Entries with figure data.
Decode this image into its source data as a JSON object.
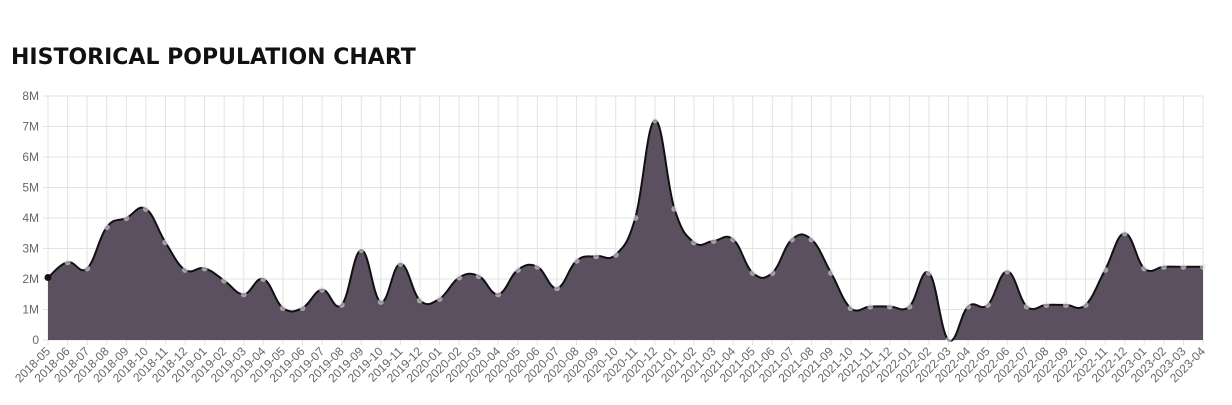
{
  "chart_data": {
    "type": "area",
    "title": "HISTORICAL POPULATION CHART",
    "categories": [
      "2018-05",
      "2018-06",
      "2018-07",
      "2018-08",
      "2018-09",
      "2018-10",
      "2018-11",
      "2018-12",
      "2019-01",
      "2019-02",
      "2019-03",
      "2019-04",
      "2019-05",
      "2019-06",
      "2019-07",
      "2019-08",
      "2019-09",
      "2019-10",
      "2019-11",
      "2019-12",
      "2020-01",
      "2020-02",
      "2020-03",
      "2020-04",
      "2020-05",
      "2020-06",
      "2020-07",
      "2020-08",
      "2020-09",
      "2020-10",
      "2020-11",
      "2020-12",
      "2021-01",
      "2021-02",
      "2021-03",
      "2021-04",
      "2021-05",
      "2021-06",
      "2021-07",
      "2021-08",
      "2021-09",
      "2021-10",
      "2021-11",
      "2021-12",
      "2022-01",
      "2022-02",
      "2022-03",
      "2022-04",
      "2022-05",
      "2022-06",
      "2022-07",
      "2022-08",
      "2022-09",
      "2022-10",
      "2022-11",
      "2022-12",
      "2023-01",
      "2023-02",
      "2023-03",
      "2023-04"
    ],
    "values": [
      2050000,
      2550000,
      2350000,
      3700000,
      4000000,
      4300000,
      3200000,
      2300000,
      2350000,
      1950000,
      1500000,
      2000000,
      1050000,
      1050000,
      1650000,
      1150000,
      2950000,
      1250000,
      2500000,
      1300000,
      1350000,
      2050000,
      2100000,
      1500000,
      2300000,
      2400000,
      1700000,
      2600000,
      2750000,
      2800000,
      4000000,
      7200000,
      4300000,
      3200000,
      3250000,
      3300000,
      2200000,
      2200000,
      3300000,
      3300000,
      2200000,
      1050000,
      1100000,
      1100000,
      1100000,
      2200000,
      0,
      1100000,
      1150000,
      2250000,
      1100000,
      1150000,
      1150000,
      1150000,
      2300000,
      3500000,
      2350000,
      2400000,
      2400000,
      2400000
    ],
    "color": "#5a5060",
    "line_color": "#111111",
    "ylim": [
      0,
      8000000
    ],
    "yticks": [
      0,
      {
        "value": 1000000,
        "label": "1M"
      },
      {
        "value": 2000000,
        "label": "2M"
      },
      {
        "value": 3000000,
        "label": "3M"
      },
      {
        "value": 4000000,
        "label": "4M"
      },
      {
        "value": 5000000,
        "label": "5M"
      },
      {
        "value": 6000000,
        "label": "6M"
      },
      {
        "value": 7000000,
        "label": "7M"
      },
      {
        "value": 8000000,
        "label": "8M"
      }
    ],
    "grid": true
  }
}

Written task.
Search the listing for the string "label". Copy each line where it turns up.

Reply to the exercise.
        "label": "1M"
        "label": "2M"
        "label": "3M"
        "label": "4M"
        "label": "5M"
        "label": "6M"
        "label": "7M"
        "label": "8M"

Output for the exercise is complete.